◆ What you need to do
Could you copy every line from the material below in which "return" appears?

◆ Record excerpts
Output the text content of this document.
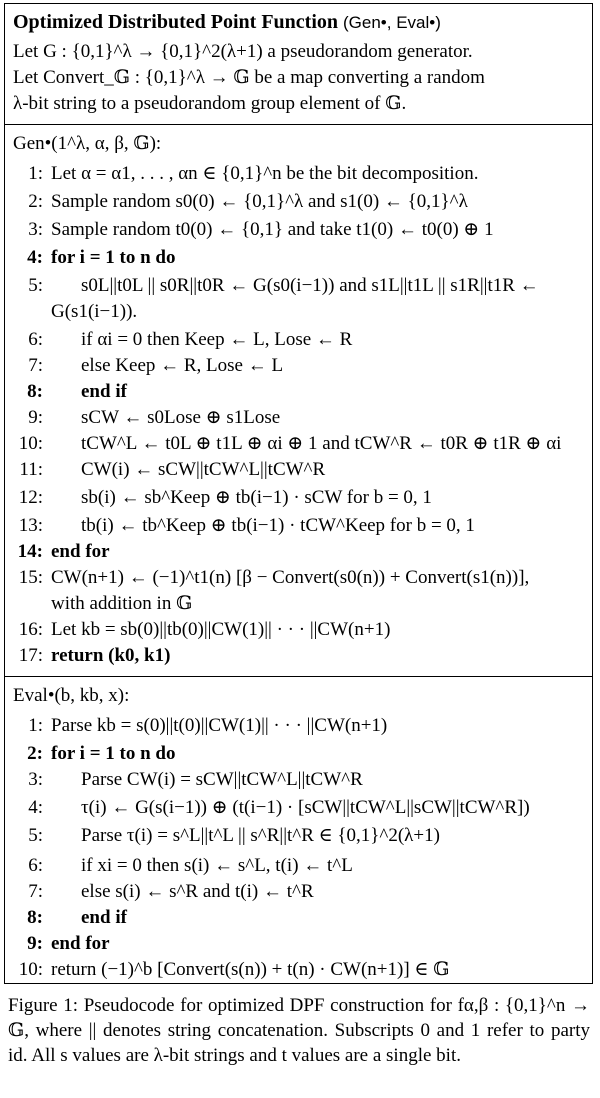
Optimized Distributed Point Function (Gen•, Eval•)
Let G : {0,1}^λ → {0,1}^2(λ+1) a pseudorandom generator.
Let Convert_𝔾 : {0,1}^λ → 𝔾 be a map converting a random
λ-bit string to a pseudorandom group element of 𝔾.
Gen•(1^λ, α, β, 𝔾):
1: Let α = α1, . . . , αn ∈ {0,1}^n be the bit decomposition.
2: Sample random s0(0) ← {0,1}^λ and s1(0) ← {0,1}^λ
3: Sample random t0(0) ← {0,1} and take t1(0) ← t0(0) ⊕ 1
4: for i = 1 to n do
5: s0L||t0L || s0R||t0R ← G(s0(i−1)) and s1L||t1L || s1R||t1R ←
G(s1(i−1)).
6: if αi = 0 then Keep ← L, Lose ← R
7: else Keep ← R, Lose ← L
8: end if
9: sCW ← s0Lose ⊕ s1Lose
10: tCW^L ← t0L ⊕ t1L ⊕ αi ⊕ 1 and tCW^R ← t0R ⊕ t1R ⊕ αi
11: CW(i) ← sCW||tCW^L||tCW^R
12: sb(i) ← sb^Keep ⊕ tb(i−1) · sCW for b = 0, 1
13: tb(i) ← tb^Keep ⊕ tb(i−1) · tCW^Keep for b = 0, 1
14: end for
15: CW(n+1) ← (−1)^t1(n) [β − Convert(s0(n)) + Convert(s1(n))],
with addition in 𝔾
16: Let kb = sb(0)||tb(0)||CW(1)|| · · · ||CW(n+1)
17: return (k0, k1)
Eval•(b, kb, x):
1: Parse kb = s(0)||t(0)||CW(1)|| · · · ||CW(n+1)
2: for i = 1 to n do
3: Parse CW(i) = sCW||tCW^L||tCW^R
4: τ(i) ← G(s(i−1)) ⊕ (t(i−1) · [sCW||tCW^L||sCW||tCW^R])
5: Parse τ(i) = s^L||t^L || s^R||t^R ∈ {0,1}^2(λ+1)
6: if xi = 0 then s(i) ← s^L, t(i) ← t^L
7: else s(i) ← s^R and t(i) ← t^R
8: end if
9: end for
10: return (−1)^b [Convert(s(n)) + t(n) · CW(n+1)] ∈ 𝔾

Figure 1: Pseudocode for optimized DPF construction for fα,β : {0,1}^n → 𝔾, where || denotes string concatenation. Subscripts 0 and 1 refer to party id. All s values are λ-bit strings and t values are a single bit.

◆ Task result
17: return (k0, k1)
10: return (−1)^b [Convert(s(n)) + t(n) · CW(n+1)] ∈ 𝔾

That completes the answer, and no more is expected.